▶ Your objective
Reproduce the listing below verbatim.

— START OF Materials provided —

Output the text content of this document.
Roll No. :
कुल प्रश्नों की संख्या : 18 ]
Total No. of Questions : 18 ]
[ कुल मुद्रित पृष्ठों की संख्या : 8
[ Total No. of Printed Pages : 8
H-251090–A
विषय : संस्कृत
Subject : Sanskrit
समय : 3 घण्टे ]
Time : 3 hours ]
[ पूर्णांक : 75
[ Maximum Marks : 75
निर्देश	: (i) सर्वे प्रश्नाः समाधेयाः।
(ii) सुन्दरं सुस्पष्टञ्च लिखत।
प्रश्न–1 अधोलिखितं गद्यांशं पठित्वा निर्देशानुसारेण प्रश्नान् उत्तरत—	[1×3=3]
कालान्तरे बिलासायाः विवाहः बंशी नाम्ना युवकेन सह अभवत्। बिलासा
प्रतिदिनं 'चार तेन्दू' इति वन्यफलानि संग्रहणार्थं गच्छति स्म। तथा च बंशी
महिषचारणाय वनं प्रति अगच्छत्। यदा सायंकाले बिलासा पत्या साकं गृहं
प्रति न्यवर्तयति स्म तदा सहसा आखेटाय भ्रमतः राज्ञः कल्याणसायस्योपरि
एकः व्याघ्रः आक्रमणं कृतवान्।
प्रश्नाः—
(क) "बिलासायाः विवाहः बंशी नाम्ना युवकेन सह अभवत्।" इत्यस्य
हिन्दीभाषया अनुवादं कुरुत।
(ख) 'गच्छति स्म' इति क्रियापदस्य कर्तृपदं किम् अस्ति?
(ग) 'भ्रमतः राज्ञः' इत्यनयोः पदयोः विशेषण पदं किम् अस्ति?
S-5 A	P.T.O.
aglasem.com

— END OF Materials provided —

▶ Answer in full
Output the text content of this document.
Roll No. :
कुल प्रश्नों की संख्या : 18 ]
Total No. of Questions : 18 ]
[ कुल मुद्रित पृष्ठों की संख्या : 8
[ Total No. of Printed Pages : 8
H-251090–A
विषय : संस्कृत
Subject : Sanskrit
समय : 3 घण्टे ]
Time : 3 hours ]
[ पूर्णांक : 75
[ Maximum Marks : 75
निर्देश	: (i) सर्वे प्रश्नाः समाधेयाः।
(ii) सुन्दरं सुस्पष्टञ्च लिखत।
प्रश्न–1 अधोलिखितं गद्यांशं पठित्वा निर्देशानुसारेण प्रश्नान् उत्तरत—	[1×3=3]
कालान्तरे बिलासायाः विवाहः बंशी नाम्ना युवकेन सह अभवत्। बिलासा
प्रतिदिनं 'चार तेन्दू' इति वन्यफलानि संग्रहणार्थं गच्छति स्म। तथा च बंशी
महिषचारणाय वनं प्रति अगच्छत्। यदा सायंकाले बिलासा पत्या साकं गृहं
प्रति न्यवर्तयति स्म तदा सहसा आखेटाय भ्रमतः राज्ञः कल्याणसायस्योपरि
एकः व्याघ्रः आक्रमणं कृतवान्।
प्रश्नाः—
(क) "बिलासायाः विवाहः बंशी नाम्ना युवकेन सह अभवत्।" इत्यस्य
हिन्दीभाषया अनुवादं कुरुत।
(ख) 'गच्छति स्म' इति क्रियापदस्य कर्तृपदं किम् अस्ति?
(ग) 'भ्रमतः राज्ञः' इत्यनयोः पदयोः विशेषण पदं किम् अस्ति?
S-5 A	P.T.O.
aglasem.com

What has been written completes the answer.